#### Stored records:
[Begin]
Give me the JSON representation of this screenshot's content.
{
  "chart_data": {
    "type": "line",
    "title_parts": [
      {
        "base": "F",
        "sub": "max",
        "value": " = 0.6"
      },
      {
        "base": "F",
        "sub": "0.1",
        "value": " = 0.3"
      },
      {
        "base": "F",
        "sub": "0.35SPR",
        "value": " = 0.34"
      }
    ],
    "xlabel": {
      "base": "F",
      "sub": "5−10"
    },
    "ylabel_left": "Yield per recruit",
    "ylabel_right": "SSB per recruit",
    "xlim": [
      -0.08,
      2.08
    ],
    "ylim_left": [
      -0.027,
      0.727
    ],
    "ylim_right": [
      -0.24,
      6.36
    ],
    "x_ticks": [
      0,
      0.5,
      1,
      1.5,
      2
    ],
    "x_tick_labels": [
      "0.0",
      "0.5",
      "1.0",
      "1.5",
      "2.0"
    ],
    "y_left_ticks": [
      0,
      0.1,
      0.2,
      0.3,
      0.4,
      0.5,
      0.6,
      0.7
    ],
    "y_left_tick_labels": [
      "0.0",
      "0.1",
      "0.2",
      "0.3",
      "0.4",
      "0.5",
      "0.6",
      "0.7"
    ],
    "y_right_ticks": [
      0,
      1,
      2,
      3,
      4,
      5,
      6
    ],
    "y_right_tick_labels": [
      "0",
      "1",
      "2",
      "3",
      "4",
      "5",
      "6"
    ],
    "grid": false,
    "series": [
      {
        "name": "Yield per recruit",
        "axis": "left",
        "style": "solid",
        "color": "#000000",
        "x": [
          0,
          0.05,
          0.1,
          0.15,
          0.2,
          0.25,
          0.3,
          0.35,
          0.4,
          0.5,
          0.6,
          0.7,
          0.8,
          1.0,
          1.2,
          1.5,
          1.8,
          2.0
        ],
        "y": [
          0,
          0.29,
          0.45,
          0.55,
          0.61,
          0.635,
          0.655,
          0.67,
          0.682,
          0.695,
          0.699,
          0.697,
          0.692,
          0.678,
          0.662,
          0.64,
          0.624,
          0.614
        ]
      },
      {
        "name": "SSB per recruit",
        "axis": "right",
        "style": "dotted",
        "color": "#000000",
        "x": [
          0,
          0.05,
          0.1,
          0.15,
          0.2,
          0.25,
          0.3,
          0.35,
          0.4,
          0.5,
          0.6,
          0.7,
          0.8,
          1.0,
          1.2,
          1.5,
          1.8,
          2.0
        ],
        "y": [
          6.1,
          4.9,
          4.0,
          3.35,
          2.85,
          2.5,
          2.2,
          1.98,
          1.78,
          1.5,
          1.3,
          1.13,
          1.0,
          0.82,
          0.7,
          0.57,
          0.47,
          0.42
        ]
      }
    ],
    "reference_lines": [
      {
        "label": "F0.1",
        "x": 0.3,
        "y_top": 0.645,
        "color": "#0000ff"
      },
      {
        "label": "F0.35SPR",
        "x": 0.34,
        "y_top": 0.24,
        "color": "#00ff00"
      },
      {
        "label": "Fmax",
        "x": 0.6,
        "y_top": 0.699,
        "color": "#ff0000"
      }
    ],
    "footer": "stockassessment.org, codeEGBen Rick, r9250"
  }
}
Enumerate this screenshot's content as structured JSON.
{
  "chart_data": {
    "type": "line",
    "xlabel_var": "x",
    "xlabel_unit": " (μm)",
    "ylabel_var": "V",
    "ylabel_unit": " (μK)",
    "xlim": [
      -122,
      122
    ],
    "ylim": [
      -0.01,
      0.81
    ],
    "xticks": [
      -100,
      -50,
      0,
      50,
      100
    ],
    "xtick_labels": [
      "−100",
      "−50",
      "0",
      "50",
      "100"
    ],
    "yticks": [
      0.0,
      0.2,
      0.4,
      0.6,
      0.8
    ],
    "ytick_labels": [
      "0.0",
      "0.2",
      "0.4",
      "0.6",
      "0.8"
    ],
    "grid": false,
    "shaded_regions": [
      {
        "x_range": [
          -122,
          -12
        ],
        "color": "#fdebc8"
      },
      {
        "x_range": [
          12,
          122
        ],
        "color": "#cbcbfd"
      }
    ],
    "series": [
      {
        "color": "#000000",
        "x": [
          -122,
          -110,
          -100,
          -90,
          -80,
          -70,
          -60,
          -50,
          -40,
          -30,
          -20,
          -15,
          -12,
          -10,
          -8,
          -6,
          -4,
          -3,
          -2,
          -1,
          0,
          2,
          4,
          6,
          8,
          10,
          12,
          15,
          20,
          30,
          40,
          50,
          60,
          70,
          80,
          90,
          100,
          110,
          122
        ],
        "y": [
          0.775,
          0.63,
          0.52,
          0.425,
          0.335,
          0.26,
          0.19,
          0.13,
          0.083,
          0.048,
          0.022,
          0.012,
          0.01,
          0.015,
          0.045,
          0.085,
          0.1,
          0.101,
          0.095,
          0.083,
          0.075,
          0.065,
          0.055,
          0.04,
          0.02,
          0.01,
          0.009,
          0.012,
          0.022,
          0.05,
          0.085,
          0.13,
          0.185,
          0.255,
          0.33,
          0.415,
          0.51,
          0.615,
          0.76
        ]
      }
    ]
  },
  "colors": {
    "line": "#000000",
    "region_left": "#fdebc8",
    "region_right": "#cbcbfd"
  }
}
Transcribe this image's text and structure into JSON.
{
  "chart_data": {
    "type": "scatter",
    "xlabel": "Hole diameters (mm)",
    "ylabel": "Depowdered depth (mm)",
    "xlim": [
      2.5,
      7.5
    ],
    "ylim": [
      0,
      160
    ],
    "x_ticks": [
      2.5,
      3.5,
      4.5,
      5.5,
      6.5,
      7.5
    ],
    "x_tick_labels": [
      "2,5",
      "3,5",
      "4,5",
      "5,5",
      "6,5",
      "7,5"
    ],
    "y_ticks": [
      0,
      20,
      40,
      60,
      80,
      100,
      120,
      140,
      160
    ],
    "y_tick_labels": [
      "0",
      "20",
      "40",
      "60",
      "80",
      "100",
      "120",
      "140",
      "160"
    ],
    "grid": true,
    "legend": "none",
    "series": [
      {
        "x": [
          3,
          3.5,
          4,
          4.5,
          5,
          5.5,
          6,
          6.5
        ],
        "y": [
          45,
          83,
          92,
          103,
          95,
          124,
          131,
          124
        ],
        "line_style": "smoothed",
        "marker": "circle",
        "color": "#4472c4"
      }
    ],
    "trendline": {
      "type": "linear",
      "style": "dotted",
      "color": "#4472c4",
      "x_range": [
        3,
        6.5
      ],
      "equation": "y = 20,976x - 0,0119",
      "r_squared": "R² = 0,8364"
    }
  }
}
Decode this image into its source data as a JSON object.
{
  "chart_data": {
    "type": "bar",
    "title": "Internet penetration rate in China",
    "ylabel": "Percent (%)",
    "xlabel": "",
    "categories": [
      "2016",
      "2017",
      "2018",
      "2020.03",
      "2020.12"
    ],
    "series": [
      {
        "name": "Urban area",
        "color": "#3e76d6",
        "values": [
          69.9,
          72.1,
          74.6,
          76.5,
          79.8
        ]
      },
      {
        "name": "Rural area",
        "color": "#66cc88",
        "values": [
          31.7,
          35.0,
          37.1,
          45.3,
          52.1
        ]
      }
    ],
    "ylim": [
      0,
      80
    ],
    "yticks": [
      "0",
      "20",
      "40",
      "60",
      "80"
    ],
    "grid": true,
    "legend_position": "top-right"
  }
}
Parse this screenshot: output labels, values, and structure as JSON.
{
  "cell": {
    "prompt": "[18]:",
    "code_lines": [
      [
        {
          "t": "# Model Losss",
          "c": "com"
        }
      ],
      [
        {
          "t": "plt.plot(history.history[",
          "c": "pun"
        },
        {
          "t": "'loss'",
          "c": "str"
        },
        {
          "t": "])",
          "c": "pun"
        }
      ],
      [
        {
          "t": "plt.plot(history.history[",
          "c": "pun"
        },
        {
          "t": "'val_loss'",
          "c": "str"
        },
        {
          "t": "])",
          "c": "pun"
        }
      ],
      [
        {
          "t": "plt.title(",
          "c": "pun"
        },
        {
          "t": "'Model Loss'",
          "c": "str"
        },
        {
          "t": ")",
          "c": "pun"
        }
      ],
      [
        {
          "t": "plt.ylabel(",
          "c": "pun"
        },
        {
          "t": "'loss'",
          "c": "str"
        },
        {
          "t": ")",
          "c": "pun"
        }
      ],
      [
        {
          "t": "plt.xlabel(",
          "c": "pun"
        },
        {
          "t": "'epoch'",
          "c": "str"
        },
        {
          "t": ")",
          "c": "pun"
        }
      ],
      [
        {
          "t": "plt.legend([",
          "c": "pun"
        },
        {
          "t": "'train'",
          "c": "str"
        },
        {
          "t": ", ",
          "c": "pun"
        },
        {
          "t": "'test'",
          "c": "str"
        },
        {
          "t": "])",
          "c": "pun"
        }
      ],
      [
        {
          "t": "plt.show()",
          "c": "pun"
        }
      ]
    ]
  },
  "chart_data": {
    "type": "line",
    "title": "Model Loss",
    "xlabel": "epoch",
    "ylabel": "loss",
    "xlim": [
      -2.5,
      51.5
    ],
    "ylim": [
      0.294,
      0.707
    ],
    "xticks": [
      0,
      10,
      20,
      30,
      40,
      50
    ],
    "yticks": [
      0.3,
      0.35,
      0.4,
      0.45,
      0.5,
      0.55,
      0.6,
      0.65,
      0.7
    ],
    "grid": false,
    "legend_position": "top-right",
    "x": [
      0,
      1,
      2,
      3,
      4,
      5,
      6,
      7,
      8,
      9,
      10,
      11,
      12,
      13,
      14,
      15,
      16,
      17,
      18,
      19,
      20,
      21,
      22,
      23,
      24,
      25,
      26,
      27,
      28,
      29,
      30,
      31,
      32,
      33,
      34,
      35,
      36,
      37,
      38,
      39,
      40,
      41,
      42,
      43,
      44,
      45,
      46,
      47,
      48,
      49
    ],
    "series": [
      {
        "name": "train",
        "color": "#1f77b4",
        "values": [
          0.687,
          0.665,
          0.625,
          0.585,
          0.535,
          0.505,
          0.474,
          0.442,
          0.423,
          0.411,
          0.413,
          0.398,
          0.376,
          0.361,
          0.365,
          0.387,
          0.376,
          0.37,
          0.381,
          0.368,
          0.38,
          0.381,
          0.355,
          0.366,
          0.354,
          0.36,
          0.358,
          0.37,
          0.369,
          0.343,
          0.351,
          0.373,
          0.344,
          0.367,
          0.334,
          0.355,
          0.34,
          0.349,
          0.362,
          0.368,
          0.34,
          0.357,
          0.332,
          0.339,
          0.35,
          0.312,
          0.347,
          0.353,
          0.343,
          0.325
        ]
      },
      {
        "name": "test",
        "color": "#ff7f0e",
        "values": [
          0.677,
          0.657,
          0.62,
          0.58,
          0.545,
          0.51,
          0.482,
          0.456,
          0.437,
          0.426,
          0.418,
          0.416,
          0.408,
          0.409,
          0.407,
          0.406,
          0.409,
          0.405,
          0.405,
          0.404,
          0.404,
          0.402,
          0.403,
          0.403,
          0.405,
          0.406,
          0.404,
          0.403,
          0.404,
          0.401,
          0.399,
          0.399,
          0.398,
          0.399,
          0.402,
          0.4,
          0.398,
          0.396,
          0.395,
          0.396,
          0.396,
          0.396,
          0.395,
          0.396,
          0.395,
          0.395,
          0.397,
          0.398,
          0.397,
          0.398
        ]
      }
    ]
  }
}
[End]
#### Exercise goal:
Say how many lines in the records hold "this", with the number as the whole reply.

#### Task output:
5